Your instructions » Return all lines in the material below that contain "บาลของ".

Entries from a dataset »
========================================================================

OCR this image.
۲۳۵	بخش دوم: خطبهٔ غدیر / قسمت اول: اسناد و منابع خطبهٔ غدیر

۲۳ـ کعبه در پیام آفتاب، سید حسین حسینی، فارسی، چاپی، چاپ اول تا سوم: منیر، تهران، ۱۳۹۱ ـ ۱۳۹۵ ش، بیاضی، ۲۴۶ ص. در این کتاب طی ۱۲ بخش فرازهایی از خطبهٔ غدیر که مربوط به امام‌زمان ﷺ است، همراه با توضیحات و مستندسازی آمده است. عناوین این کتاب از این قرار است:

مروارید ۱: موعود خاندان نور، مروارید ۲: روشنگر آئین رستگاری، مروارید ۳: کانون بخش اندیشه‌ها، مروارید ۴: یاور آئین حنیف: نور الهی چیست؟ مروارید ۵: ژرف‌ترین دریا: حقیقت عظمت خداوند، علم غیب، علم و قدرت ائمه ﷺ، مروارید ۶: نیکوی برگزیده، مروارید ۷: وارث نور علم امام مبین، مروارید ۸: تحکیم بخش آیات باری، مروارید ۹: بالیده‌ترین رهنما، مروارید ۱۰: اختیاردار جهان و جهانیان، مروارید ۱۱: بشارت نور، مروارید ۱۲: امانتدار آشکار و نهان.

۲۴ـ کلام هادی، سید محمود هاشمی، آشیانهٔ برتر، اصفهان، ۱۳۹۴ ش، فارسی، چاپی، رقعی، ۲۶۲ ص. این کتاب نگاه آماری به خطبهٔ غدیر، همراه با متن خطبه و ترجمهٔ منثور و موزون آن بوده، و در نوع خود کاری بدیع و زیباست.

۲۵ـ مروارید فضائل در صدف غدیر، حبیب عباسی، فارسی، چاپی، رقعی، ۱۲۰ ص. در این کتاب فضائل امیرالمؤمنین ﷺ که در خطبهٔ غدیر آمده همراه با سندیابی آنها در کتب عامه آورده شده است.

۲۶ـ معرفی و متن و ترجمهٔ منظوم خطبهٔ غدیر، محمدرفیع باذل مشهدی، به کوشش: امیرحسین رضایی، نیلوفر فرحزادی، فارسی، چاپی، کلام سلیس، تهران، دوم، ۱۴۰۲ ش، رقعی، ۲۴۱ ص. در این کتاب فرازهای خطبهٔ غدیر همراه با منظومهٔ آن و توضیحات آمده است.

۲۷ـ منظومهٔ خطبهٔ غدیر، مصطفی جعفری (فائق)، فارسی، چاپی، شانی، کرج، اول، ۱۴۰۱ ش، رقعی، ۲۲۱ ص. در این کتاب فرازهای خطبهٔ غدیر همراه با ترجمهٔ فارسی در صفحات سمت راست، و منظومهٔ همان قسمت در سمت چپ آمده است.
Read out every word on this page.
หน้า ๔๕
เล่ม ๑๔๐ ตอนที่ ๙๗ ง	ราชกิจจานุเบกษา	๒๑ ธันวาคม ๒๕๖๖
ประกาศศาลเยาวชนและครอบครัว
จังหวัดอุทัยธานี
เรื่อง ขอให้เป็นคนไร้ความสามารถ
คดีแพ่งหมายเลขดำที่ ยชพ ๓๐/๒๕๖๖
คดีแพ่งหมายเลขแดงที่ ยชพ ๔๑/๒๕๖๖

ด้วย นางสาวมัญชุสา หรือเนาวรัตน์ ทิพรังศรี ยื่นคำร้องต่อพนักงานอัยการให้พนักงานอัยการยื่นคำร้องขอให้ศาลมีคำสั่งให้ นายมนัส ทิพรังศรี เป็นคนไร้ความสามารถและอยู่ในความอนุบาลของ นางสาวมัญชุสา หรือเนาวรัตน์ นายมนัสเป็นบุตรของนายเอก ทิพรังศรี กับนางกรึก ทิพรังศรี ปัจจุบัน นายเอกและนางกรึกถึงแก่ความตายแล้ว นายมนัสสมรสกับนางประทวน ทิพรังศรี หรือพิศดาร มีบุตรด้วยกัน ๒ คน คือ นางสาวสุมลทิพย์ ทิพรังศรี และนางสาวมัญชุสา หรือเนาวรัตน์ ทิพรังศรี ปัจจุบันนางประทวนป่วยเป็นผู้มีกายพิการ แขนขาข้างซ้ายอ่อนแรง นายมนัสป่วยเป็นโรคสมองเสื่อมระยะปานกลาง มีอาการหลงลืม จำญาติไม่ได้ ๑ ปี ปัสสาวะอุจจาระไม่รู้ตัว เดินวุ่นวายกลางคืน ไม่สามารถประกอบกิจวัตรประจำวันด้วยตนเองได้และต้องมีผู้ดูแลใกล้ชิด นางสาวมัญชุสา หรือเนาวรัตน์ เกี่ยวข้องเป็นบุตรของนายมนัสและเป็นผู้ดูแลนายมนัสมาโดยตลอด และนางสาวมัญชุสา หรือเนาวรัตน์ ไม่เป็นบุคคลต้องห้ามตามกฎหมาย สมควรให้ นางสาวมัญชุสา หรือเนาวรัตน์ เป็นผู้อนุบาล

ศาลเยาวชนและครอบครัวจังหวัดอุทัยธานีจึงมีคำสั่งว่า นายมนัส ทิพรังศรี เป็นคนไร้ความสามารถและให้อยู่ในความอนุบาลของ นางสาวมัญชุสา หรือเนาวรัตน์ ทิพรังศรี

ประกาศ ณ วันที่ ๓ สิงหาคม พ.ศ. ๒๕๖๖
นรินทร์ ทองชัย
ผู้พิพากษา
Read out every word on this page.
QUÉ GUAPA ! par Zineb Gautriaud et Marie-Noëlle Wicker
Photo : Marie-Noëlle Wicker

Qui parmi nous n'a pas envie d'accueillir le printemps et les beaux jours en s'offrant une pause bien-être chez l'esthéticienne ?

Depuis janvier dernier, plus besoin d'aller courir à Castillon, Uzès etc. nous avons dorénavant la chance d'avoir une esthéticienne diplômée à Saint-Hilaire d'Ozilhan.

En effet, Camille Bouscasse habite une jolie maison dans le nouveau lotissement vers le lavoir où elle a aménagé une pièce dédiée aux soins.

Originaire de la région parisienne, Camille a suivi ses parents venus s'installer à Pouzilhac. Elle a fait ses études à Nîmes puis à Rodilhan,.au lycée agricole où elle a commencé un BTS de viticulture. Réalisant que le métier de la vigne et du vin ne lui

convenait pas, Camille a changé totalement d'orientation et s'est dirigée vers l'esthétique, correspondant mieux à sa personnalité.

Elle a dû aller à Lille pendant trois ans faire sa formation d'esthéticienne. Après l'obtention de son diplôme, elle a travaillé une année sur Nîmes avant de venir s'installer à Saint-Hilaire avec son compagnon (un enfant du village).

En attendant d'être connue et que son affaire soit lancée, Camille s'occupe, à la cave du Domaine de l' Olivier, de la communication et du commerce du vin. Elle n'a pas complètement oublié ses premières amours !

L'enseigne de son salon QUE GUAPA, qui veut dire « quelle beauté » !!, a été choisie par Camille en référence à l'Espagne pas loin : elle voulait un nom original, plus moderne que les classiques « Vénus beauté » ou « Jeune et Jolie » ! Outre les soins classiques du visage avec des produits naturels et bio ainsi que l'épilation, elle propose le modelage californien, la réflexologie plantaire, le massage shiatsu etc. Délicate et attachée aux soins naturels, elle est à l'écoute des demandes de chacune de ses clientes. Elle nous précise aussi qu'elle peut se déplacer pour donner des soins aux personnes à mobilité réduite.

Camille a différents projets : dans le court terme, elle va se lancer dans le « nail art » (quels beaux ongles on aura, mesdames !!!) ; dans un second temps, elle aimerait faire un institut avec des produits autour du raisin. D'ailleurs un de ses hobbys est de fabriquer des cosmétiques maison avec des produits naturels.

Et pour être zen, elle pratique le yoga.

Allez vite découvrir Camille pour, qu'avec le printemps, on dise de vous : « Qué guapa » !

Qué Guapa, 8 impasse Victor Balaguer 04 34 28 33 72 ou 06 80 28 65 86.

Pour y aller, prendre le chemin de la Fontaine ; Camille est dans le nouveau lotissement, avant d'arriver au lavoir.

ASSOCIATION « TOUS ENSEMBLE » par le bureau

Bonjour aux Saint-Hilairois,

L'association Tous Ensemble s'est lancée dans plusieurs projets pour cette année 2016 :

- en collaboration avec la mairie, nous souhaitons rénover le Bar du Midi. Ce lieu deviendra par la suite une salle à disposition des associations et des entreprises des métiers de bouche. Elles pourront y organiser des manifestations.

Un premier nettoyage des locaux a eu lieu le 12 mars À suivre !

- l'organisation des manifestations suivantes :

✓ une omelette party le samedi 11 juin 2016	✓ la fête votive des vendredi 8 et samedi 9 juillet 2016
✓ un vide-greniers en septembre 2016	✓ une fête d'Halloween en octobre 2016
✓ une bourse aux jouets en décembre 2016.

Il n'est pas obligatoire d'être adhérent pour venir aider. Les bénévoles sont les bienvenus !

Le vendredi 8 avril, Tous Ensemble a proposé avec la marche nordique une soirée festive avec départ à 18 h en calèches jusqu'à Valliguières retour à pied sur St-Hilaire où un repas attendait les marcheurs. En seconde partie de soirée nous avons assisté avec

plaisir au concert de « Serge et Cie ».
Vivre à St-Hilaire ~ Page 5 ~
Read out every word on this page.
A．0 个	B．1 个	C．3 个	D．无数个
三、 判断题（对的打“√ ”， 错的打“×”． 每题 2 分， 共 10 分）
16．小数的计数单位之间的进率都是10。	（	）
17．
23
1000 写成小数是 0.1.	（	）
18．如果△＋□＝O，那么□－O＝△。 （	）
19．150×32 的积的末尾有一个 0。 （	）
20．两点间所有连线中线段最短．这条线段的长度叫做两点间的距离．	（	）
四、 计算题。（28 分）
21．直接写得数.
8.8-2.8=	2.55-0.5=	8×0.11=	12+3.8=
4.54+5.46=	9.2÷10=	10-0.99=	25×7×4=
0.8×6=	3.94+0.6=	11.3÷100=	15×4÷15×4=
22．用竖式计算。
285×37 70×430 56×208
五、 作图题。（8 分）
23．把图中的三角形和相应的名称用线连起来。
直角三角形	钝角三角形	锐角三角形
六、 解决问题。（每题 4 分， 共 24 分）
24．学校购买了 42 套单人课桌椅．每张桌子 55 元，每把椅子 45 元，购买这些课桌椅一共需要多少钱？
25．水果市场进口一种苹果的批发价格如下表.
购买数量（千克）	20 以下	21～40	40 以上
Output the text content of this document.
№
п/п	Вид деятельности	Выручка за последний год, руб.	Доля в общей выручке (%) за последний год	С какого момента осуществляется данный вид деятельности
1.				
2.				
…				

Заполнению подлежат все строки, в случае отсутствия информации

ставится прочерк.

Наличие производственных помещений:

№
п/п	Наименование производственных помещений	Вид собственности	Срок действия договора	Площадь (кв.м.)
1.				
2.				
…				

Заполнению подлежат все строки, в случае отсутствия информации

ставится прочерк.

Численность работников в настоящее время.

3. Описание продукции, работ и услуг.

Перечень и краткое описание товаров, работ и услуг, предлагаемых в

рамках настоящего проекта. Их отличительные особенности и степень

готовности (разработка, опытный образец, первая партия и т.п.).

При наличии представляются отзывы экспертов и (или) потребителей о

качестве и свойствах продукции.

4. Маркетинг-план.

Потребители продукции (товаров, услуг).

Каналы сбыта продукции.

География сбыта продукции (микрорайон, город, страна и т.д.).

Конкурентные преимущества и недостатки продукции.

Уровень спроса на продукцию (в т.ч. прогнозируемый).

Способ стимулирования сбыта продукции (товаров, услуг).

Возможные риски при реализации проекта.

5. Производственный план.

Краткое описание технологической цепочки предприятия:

========================================================================

Response »
ด้วย นางสาวมัญชุสา หรือเนาวรัตน์ ทิพรังศรี ยื่นคำร้องต่อพนักงานอัยการให้พนักงานอัยการยื่นคำร้องขอให้ศาลมีคำสั่งให้ นายมนัส ทิพรังศรี เป็นคนไร้ความสามารถและอยู่ในความอนุบาลของ นางสาวมัญชุสา หรือเนาวรัตน์ นายมนัสเป็นบุตรของนายเอก ทิพรังศรี กับนางกรึก ทิพรังศรี ปัจจุบัน นายเอกและนางกรึกถึงแก่ความตายแล้ว นายมนัสสมรสกับนางประทวน ทิพรังศรี หรือพิศดาร มีบุตรด้วยกัน ๒ คน คือ นางสาวสุมลทิพย์ ทิพรังศรี และนางสาวมัญชุสา หรือเนาวรัตน์ ทิพรังศรี ปัจจุบันนางประทวนป่วยเป็นผู้มีกายพิการ แขนขาข้างซ้ายอ่อนแรง นายมนัสป่วยเป็นโรคสมองเสื่อมระยะปานกลาง มีอาการหลงลืม จำญาติไม่ได้ ๑ ปี ปัสสาวะอุจจาระไม่รู้ตัว เดินวุ่นวายกลางคืน ไม่สามารถประกอบกิจวัตรประจำวันด้วยตนเองได้และต้องมีผู้ดูแลใกล้ชิด นางสาวมัญชุสา หรือเนาวรัตน์ เกี่ยวข้องเป็นบุตรของนายมนัสและเป็นผู้ดูแลนายมนัสมาโดยตลอด และนางสาวมัญชุสา หรือเนาวรัตน์ ไม่เป็นบุคคลต้องห้ามตามกฎหมาย สมควรให้ นางสาวมัญชุสา หรือเนาวรัตน์ เป็นผู้อนุบาล
ศาลเยาวชนและครอบครัวจังหวัดอุทัยธานีจึงมีคำสั่งว่า นายมนัส ทิพรังศรี เป็นคนไร้ความสามารถและให้อยู่ในความอนุบาลของ นางสาวมัญชุสา หรือเนาวรัตน์ ทิพรังศรี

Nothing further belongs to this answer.